**The request:** Go through the records below line by line, counting those that contain the word "expositions"; answer with the count only.

**Input for this task:**
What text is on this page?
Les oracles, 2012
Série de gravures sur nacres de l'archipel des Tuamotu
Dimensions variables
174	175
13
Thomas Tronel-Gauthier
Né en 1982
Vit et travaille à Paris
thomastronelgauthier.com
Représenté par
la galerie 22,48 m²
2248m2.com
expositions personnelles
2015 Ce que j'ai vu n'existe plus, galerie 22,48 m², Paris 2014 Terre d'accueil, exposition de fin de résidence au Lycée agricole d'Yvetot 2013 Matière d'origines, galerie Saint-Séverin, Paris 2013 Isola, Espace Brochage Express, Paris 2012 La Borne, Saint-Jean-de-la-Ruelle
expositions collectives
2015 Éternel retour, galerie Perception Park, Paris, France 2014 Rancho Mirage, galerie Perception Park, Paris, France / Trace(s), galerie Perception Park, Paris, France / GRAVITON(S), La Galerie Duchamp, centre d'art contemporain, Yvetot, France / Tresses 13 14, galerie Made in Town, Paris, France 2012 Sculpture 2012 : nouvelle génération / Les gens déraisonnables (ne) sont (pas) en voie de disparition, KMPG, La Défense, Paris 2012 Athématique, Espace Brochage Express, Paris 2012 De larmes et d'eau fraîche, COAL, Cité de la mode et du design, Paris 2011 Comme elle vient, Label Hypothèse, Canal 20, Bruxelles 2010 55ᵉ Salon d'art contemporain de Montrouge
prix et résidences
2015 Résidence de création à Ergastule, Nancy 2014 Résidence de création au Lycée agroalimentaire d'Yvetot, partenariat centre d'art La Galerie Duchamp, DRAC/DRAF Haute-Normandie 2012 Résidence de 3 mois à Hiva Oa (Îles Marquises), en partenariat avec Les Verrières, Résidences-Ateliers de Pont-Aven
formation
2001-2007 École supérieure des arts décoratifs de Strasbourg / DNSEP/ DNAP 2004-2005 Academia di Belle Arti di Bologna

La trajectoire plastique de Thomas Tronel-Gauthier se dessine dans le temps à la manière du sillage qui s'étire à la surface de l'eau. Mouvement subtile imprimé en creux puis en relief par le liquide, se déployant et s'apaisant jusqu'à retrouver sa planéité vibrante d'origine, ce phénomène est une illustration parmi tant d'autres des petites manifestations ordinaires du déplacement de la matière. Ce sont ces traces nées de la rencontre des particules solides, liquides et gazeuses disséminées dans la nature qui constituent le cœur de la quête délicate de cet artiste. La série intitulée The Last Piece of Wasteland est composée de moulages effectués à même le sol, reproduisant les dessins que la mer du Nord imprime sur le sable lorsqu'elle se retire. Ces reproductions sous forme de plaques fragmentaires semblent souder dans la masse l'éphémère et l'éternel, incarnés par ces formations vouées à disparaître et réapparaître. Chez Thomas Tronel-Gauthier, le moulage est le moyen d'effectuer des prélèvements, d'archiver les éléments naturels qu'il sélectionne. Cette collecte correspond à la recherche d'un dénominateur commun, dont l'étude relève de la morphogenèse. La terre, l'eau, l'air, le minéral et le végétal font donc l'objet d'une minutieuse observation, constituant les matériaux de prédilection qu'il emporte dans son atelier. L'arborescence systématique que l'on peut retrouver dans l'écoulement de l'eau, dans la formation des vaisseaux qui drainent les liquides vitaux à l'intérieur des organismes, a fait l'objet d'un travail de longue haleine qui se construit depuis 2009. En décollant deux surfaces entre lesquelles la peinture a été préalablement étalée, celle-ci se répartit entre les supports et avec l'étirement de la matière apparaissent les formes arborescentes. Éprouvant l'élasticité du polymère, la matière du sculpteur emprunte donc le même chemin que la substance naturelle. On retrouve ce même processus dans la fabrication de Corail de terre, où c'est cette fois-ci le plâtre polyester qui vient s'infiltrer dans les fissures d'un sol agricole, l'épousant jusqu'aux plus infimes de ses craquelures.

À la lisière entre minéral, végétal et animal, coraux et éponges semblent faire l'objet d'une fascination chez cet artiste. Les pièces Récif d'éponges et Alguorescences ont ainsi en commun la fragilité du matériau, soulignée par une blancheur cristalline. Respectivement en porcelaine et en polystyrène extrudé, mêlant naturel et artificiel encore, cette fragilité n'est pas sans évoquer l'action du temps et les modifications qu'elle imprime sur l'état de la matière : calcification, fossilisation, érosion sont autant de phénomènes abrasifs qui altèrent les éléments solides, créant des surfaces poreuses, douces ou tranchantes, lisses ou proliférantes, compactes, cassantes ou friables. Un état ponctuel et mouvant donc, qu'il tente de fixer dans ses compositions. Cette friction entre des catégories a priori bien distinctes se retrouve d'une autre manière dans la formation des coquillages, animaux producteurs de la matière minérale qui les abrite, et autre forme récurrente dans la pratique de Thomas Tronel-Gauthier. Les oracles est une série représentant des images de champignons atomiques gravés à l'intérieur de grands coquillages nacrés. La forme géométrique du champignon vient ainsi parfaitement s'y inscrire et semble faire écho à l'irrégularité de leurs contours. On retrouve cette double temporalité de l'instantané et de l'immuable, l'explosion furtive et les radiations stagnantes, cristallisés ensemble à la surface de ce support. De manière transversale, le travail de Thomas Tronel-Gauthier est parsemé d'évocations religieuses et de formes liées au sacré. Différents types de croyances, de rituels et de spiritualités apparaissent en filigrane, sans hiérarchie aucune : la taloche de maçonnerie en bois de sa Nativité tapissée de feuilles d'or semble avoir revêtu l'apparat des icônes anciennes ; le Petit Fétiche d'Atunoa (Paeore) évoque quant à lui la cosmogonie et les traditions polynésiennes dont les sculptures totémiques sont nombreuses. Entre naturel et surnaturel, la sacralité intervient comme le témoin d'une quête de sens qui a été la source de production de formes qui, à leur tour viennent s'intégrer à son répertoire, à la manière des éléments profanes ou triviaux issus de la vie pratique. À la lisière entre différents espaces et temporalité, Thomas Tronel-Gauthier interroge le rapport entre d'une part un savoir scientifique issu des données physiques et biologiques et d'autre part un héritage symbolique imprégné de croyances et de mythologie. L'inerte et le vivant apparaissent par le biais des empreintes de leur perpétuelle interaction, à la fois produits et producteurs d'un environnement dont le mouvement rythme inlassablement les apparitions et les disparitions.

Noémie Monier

**The reply:** 2